_DIRECTIONS:_ Copy down every line where the string "beim" shows up.

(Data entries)
########
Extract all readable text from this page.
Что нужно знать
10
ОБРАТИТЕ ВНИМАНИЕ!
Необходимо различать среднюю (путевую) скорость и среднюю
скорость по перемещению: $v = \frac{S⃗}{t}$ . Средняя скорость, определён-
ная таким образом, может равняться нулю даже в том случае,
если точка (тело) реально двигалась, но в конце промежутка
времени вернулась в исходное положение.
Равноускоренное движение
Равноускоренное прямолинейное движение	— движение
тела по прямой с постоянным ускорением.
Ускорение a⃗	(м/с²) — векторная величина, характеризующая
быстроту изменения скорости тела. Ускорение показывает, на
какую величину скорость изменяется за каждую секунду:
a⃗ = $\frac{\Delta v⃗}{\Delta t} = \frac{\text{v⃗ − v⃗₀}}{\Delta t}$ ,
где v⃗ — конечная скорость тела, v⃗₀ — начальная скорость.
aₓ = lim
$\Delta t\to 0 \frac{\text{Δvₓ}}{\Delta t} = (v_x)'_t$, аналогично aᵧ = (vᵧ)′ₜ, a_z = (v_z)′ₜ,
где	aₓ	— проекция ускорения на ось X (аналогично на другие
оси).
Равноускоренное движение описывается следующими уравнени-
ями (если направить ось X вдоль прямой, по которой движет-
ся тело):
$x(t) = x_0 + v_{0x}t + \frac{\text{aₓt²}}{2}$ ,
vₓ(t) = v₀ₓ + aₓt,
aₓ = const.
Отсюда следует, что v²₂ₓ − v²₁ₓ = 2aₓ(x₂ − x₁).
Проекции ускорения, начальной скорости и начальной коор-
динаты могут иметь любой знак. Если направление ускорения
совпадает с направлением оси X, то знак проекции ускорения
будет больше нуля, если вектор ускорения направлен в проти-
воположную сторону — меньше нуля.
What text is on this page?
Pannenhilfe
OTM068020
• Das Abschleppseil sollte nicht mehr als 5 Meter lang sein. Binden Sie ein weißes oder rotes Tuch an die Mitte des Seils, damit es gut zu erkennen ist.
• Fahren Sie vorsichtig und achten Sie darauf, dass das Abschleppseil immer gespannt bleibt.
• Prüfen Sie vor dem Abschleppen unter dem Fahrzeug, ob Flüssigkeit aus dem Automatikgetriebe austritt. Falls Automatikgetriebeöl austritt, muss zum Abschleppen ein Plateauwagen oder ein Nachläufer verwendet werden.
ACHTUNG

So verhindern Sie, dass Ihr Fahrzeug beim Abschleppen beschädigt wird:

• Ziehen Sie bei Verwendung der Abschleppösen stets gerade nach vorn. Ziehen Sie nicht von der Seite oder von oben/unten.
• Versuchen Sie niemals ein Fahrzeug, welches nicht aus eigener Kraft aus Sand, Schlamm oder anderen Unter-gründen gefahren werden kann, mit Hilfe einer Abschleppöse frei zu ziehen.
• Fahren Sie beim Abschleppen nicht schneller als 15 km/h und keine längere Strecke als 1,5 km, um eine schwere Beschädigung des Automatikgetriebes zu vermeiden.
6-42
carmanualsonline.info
########
_OUTPUT OF THE EXERCISE:_
So verhindern Sie, dass Ihr Fahrzeug beim Abschleppen beschädigt wird:
• Fahren Sie beim Abschleppen nicht schneller als 15 km/h und keine längere Strecke als 1,5 km, um eine schwere Beschädigung des Automatikgetriebes zu vermeiden.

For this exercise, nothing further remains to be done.